Records from a dataset:
>> begin

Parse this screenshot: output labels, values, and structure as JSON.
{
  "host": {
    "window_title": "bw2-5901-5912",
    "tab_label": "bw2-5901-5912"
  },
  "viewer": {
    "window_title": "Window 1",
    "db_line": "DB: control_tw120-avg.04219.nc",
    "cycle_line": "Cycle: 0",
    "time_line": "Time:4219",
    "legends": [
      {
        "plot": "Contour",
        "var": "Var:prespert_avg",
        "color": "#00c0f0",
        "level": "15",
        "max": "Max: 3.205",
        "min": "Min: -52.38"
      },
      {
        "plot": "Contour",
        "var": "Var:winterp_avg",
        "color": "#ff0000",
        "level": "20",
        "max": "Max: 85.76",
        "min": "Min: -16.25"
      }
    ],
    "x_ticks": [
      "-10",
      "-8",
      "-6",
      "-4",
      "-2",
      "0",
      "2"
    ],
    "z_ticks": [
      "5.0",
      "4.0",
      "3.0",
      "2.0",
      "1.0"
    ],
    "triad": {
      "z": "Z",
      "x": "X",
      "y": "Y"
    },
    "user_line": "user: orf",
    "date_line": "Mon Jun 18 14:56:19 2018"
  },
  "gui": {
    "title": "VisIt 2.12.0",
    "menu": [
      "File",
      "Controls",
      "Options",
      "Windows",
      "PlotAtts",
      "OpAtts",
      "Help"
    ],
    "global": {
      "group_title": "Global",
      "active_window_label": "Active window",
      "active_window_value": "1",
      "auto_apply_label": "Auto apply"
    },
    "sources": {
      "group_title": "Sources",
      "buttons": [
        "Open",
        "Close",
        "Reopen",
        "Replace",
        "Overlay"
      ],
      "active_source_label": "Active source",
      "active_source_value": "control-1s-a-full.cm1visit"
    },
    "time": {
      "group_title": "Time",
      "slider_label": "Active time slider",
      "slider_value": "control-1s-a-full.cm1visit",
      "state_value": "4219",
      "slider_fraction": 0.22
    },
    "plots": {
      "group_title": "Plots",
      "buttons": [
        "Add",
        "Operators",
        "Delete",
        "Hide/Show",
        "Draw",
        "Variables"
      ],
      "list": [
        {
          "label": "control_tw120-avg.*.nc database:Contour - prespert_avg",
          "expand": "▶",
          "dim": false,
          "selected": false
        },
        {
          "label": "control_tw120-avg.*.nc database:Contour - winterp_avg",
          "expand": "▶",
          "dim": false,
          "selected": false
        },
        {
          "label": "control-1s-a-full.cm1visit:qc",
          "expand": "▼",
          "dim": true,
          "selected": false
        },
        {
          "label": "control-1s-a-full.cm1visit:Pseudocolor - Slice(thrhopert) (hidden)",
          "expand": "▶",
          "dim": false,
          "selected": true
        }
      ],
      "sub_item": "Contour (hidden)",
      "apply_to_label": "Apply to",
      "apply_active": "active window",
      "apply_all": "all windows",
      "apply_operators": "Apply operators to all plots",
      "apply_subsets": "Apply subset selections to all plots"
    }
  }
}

>> end

Reproduce each line of the material above precisely.

Parse this screenshot: output labels, values, and structure as JSON.
{
  "host": {
    "window_title": "bw2-5901-5912",
    "tab_label": "bw2-5901-5912"
  },
  "viewer": {
    "window_title": "Window 1",
    "db_line": "DB: control_tw120-avg.04219.nc",
    "cycle_line": "Cycle: 0",
    "time_line": "Time:4219",
    "legends": [
      {
        "plot": "Contour",
        "var": "Var:prespert_avg",
        "color": "#00c0f0",
        "level": "15",
        "max": "Max: 3.205",
        "min": "Min: -52.38"
      },
      {
        "plot": "Contour",
        "var": "Var:winterp_avg",
        "color": "#ff0000",
        "level": "20",
        "max": "Max: 85.76",
        "min": "Min: -16.25"
      }
    ],
    "x_ticks": [
      "-10",
      "-8",
      "-6",
      "-4",
      "-2",
      "0",
      "2"
    ],
    "z_ticks": [
      "5.0",
      "4.0",
      "3.0",
      "2.0",
      "1.0"
    ],
    "triad": {
      "z": "Z",
      "x": "X",
      "y": "Y"
    },
    "user_line": "user: orf",
    "date_line": "Mon Jun 18 14:56:19 2018"
  },
  "gui": {
    "title": "VisIt 2.12.0",
    "menu": [
      "File",
      "Controls",
      "Options",
      "Windows",
      "PlotAtts",
      "OpAtts",
      "Help"
    ],
    "global": {
      "group_title": "Global",
      "active_window_label": "Active window",
      "active_window_value": "1",
      "auto_apply_label": "Auto apply"
    },
    "sources": {
      "group_title": "Sources",
      "buttons": [
        "Open",
        "Close",
        "Reopen",
        "Replace",
        "Overlay"
      ],
      "active_source_label": "Active source",
      "active_source_value": "control-1s-a-full.cm1visit"
    },
    "time": {
      "group_title": "Time",
      "slider_label": "Active time slider",
      "slider_value": "control-1s-a-full.cm1visit",
      "state_value": "4219",
      "slider_fraction": 0.22
    },
    "plots": {
      "group_title": "Plots",
      "buttons": [
        "Add",
        "Operators",
        "Delete",
        "Hide/Show",
        "Draw",
        "Variables"
      ],
      "list": [
        {
          "label": "control_tw120-avg.*.nc database:Contour - prespert_avg",
          "expand": "▶",
          "dim": false,
          "selected": false
        },
        {
          "label": "control_tw120-avg.*.nc database:Contour - winterp_avg",
          "expand": "▶",
          "dim": false,
          "selected": false
        },
        {
          "label": "control-1s-a-full.cm1visit:qc",
          "expand": "▼",
          "dim": true,
          "selected": false
        },
        {
          "label": "control-1s-a-full.cm1visit:Pseudocolor - Slice(thrhopert) (hidden)",
          "expand": "▶",
          "dim": false,
          "selected": true
        }
      ],
      "sub_item": "Contour (hidden)",
      "apply_to_label": "Apply to",
      "apply_active": "active window",
      "apply_all": "all windows",
      "apply_operators": "Apply operators to all plots",
      "apply_subsets": "Apply subset selections to all plots"
    }
  }
}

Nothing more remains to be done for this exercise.